(WHAT YOU HAVE TO DO) Repeat all the rows below with each "run-name" changed to "test-run" and nothing else altered. Leave out the pictures.

***** GIVEN INFORMATION

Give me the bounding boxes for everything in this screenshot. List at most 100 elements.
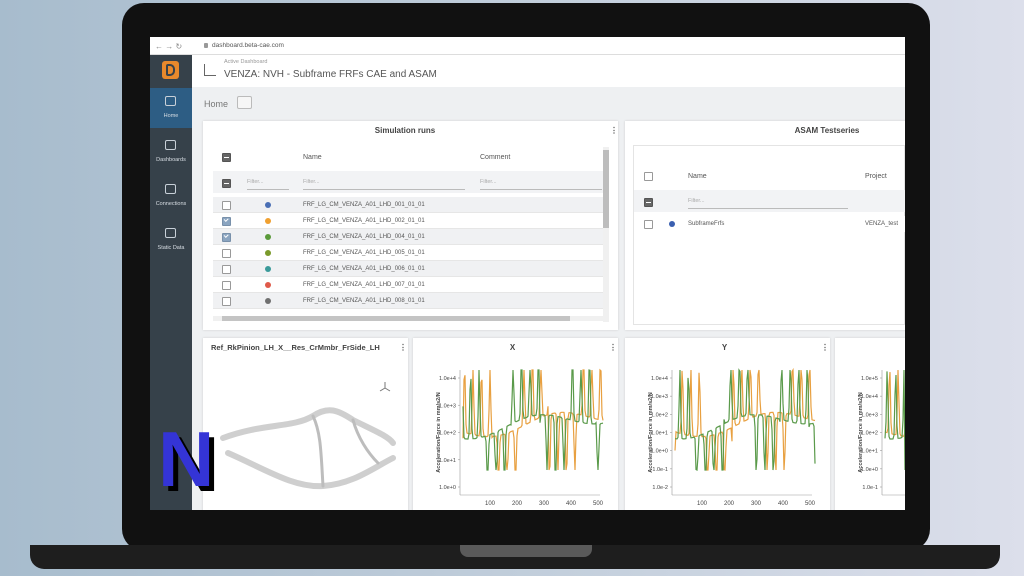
asam-name: SubframeFrfs xyxy=(688,220,725,227)
v-scrollbar xyxy=(603,147,609,322)
run-name: FRF_LG_CM_VENZA_A01_LHD_008_01_01 xyxy=(303,297,425,304)
laptop-notch xyxy=(460,545,592,557)
column-header: Name xyxy=(303,153,322,161)
table-header xyxy=(213,147,603,167)
panel-title: ASAM Testseries xyxy=(794,125,860,135)
sidebar-label[interactable]: Home xyxy=(163,112,179,119)
panel-menu: ⋮ xyxy=(609,342,617,352)
filter-input[interactable]: Filter... xyxy=(688,197,705,204)
run-name: FRF_LG_CM_VENZA_A01_LHD_001_01_01 xyxy=(303,201,425,208)
sidebar-label[interactable]: Dashboards xyxy=(156,156,186,163)
filter-underline xyxy=(688,208,848,209)
y-axis-label: Acceleration/Force in mm/s2/N xyxy=(648,392,654,472)
checkbox[interactable] xyxy=(221,200,231,210)
filter-row xyxy=(213,171,603,193)
logo-mark xyxy=(166,64,175,76)
color-dot xyxy=(265,218,271,224)
checkbox[interactable] xyxy=(221,216,231,226)
checkbox[interactable] xyxy=(221,296,231,306)
h-scroll-thumb xyxy=(222,316,570,321)
sidebar-icon[interactable] xyxy=(165,184,176,194)
x-tick-label: 200 xyxy=(512,501,523,507)
checkbox[interactable] xyxy=(221,232,231,242)
table-row[interactable] xyxy=(634,216,905,232)
run-name: FRF_LG_CM_VENZA_A01_LHD_005_01_01 xyxy=(303,249,425,256)
color-dot xyxy=(265,202,271,208)
sidebar xyxy=(150,55,192,510)
run-name: FRF_LG_CM_VENZA_A01_LHD_002_01_01 xyxy=(303,217,425,224)
model-shape xyxy=(225,450,396,490)
table-row[interactable] xyxy=(213,277,603,293)
y-tick-label: 1.0e+1 xyxy=(861,449,878,455)
y-tick-label: 1.0e+2 xyxy=(861,431,878,437)
asam-table xyxy=(633,145,905,325)
x-tick-label: 100 xyxy=(697,501,708,507)
frf-curve xyxy=(884,369,905,471)
y-tick-label: 1.0e+4 xyxy=(861,394,878,400)
y-tick-label: 1.0e+2 xyxy=(439,431,456,437)
x-tick-label: 300 xyxy=(751,501,762,507)
frf-curve xyxy=(674,368,816,471)
y-tick-label: 1.0e+3 xyxy=(439,403,456,409)
y-axis-label: Acceleration/Force in mm/s2/N xyxy=(436,392,442,472)
panel-menu: ⋮ xyxy=(399,342,407,352)
y-tick-label: 1.0e-1 xyxy=(652,467,668,473)
panel-title: Ref_RkPinion_LH_X__Res_CrMmbr_FrSide_LH xyxy=(211,342,380,352)
column-header: Name xyxy=(688,172,707,180)
x-tick-label: 500 xyxy=(805,501,816,507)
checkbox[interactable] xyxy=(643,171,653,181)
filter-input[interactable]: Filter... xyxy=(247,178,264,185)
checkbox[interactable] xyxy=(221,264,231,274)
table-row[interactable] xyxy=(213,293,603,309)
breadcrumb-button[interactable] xyxy=(237,96,252,109)
y-tick-label: 1.0e+1 xyxy=(651,431,668,437)
x-tick-label: 100 xyxy=(485,501,496,507)
x-tick-label: 500 xyxy=(593,501,604,507)
color-dot xyxy=(669,221,675,227)
checkbox[interactable] xyxy=(643,219,653,229)
color-dot xyxy=(265,298,271,304)
model-view xyxy=(220,382,396,490)
asam-project: VENZA_test xyxy=(865,220,899,227)
sidebar-label[interactable]: Static Data xyxy=(157,244,185,251)
y-tick-label: 1.0e+0 xyxy=(861,467,878,473)
y-tick-label: 1.0e+1 xyxy=(439,458,456,464)
panel-title: Y xyxy=(721,342,728,352)
chart: 1.0e+4 1.0e+3 1.0e+2 1.0e+1 1.0e+0 Accelerati… xyxy=(436,368,604,507)
checkbox[interactable] xyxy=(221,248,231,258)
sidebar-active xyxy=(150,88,192,128)
x-tick-label: 400 xyxy=(566,501,577,507)
y-tick-label: 1.0e+4 xyxy=(439,376,456,382)
filter-underline xyxy=(303,189,465,190)
run-name: FRF_LG_CM_VENZA_A01_LHD_006_01_01 xyxy=(303,265,425,272)
y-axis-label: Acceleration/Force in mm/s2/N xyxy=(858,392,864,472)
header-title: VENZA: NVH - Subframe FRFs CAE and ASAM xyxy=(224,68,437,80)
column-header: Comment xyxy=(480,153,511,161)
v-scroll-thumb xyxy=(603,150,609,228)
y-tick-label: 1.0e-1 xyxy=(862,485,878,491)
panel-title: X xyxy=(509,342,516,352)
table-row[interactable] xyxy=(213,245,603,261)
sidebar-icon[interactable] xyxy=(165,140,176,150)
sidebar-label[interactable]: Connections xyxy=(155,200,187,207)
filter-underline xyxy=(480,189,602,190)
model-shape xyxy=(311,414,380,488)
panel xyxy=(625,338,830,510)
filter-input[interactable]: Filter... xyxy=(303,178,320,185)
y-tick-label: 1.0e+5 xyxy=(861,376,878,382)
run-name: FRF_LG_CM_VENZA_A01_LHD_007_01_01 xyxy=(303,281,425,288)
sidebar-icon[interactable] xyxy=(165,228,176,238)
table-row[interactable] xyxy=(213,213,603,229)
table-row[interactable] xyxy=(213,197,603,213)
frf-curve xyxy=(462,369,604,471)
checkbox[interactable] xyxy=(221,280,231,290)
table-row[interactable] xyxy=(213,229,603,245)
app-header xyxy=(192,55,905,87)
y-tick-label: 1.0e+4 xyxy=(651,376,668,382)
x-tick-label: 300 xyxy=(539,501,550,507)
panel xyxy=(413,338,618,510)
sidebar-icon[interactable] xyxy=(165,96,176,106)
table-row[interactable] xyxy=(213,261,603,277)
filter-input[interactable]: Filter... xyxy=(480,178,497,185)
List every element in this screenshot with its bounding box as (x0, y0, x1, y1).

**********

(WORKED ANSWER)
Give me the bounding boxes for everything in this screenshot. List at most 100 elements.
asam-name: SubframeFrfs xyxy=(688,220,725,227)
v-scrollbar xyxy=(603,147,609,322)
test-run: FRF_LG_CM_VENZA_A01_LHD_008_01_01 xyxy=(303,297,425,304)
laptop-notch xyxy=(460,545,592,557)
column-header: Name xyxy=(303,153,322,161)
table-header xyxy=(213,147,603,167)
panel-title: ASAM Testseries xyxy=(794,125,860,135)
sidebar-label[interactable]: Home xyxy=(163,112,179,119)
panel-menu: ⋮ xyxy=(609,342,617,352)
filter-input[interactable]: Filter... xyxy=(688,197,705,204)
test-run: FRF_LG_CM_VENZA_A01_LHD_001_01_01 xyxy=(303,201,425,208)
sidebar-label[interactable]: Dashboards xyxy=(156,156,186,163)
filter-underline xyxy=(688,208,848,209)
y-axis-label: Acceleration/Force in mm/s2/N xyxy=(648,392,654,472)
checkbox[interactable] xyxy=(221,200,231,210)
filter-row xyxy=(213,171,603,193)
logo-mark xyxy=(166,64,175,76)
color-dot xyxy=(265,218,271,224)
checkbox[interactable] xyxy=(221,216,231,226)
checkbox[interactable] xyxy=(221,296,231,306)
h-scroll-thumb xyxy=(222,316,570,321)
sidebar-icon[interactable] xyxy=(165,184,176,194)
x-tick-label: 200 xyxy=(512,501,523,507)
checkbox[interactable] xyxy=(221,232,231,242)
table-row[interactable] xyxy=(634,216,905,232)
test-run: FRF_LG_CM_VENZA_A01_LHD_005_01_01 xyxy=(303,249,425,256)
color-dot xyxy=(265,202,271,208)
sidebar xyxy=(150,55,192,510)
test-run: FRF_LG_CM_VENZA_A01_LHD_002_01_01 xyxy=(303,217,425,224)
model-shape xyxy=(225,450,396,490)
table-row[interactable] xyxy=(213,277,603,293)
y-tick-label: 1.0e+1 xyxy=(861,449,878,455)
y-tick-label: 1.0e+2 xyxy=(861,431,878,437)
asam-table xyxy=(633,145,905,325)
x-tick-label: 100 xyxy=(697,501,708,507)
frf-curve xyxy=(884,369,905,471)
y-tick-label: 1.0e+4 xyxy=(861,394,878,400)
y-tick-label: 1.0e+2 xyxy=(439,431,456,437)
x-tick-label: 300 xyxy=(751,501,762,507)
frf-curve xyxy=(674,368,816,471)
y-tick-label: 1.0e+3 xyxy=(439,403,456,409)
y-axis-label: Acceleration/Force in mm/s2/N xyxy=(436,392,442,472)
panel-menu: ⋮ xyxy=(399,342,407,352)
y-tick-label: 1.0e-1 xyxy=(652,467,668,473)
panel-title: Ref_RkPinion_LH_X__Res_CrMmbr_FrSide_LH xyxy=(211,342,380,352)
column-header: Name xyxy=(688,172,707,180)
x-tick-label: 500 xyxy=(805,501,816,507)
checkbox[interactable] xyxy=(643,171,653,181)
filter-input[interactable]: Filter... xyxy=(247,178,264,185)
checkbox[interactable] xyxy=(221,264,231,274)
table-row[interactable] xyxy=(213,293,603,309)
breadcrumb-button[interactable] xyxy=(237,96,252,109)
y-tick-label: 1.0e+1 xyxy=(651,431,668,437)
x-tick-label: 100 xyxy=(485,501,496,507)
x-tick-label: 500 xyxy=(593,501,604,507)
color-dot xyxy=(669,221,675,227)
checkbox[interactable] xyxy=(643,219,653,229)
color-dot xyxy=(265,298,271,304)
model-view xyxy=(220,382,396,490)
asam-project: VENZA_test xyxy=(865,220,899,227)
sidebar-label[interactable]: Static Data xyxy=(157,244,185,251)
y-tick-label: 1.0e+0 xyxy=(861,467,878,473)
y-tick-label: 1.0e+1 xyxy=(439,458,456,464)
panel-title: Y xyxy=(721,342,728,352)
chart: 1.0e+4 1.0e+3 1.0e+2 1.0e+1 1.0e+0 Accelerati… xyxy=(436,368,604,507)
checkbox[interactable] xyxy=(221,248,231,258)
sidebar-active xyxy=(150,88,192,128)
x-tick-label: 400 xyxy=(566,501,577,507)
y-tick-label: 1.0e+4 xyxy=(439,376,456,382)
filter-underline xyxy=(303,189,465,190)
test-run: FRF_LG_CM_VENZA_A01_LHD_006_01_01 xyxy=(303,265,425,272)
y-axis-label: Acceleration/Force in mm/s2/N xyxy=(858,392,864,472)
header-title: VENZA: NVH - Subframe FRFs CAE and ASAM xyxy=(224,68,437,80)
column-header: Comment xyxy=(480,153,511,161)
v-scroll-thumb xyxy=(603,150,609,228)
y-tick-label: 1.0e-1 xyxy=(862,485,878,491)
panel-title: X xyxy=(509,342,516,352)
table-row[interactable] xyxy=(213,245,603,261)
sidebar-icon[interactable] xyxy=(165,140,176,150)
sidebar-label[interactable]: Connections xyxy=(155,200,187,207)
filter-underline xyxy=(480,189,602,190)
model-shape xyxy=(311,414,380,488)
panel xyxy=(625,338,830,510)
filter-input[interactable]: Filter... xyxy=(303,178,320,185)
y-tick-label: 1.0e+5 xyxy=(861,376,878,382)
test-run: FRF_LG_CM_VENZA_A01_LHD_007_01_01 xyxy=(303,281,425,288)
sidebar-icon[interactable] xyxy=(165,228,176,238)
table-row[interactable] xyxy=(213,213,603,229)
table-row[interactable] xyxy=(213,197,603,213)
frf-curve xyxy=(462,369,604,471)
checkbox[interactable] xyxy=(221,280,231,290)
table-row[interactable] xyxy=(213,229,603,245)
app-header xyxy=(192,55,905,87)
y-tick-label: 1.0e+4 xyxy=(651,376,668,382)
x-tick-label: 300 xyxy=(539,501,550,507)
panel xyxy=(413,338,618,510)
sidebar-icon[interactable] xyxy=(165,96,176,106)
table-row[interactable] xyxy=(213,261,603,277)
filter-input[interactable]: Filter... xyxy=(480,178,497,185)
List every element in this screenshot with its bounding box as (x0, y0, x1, y1).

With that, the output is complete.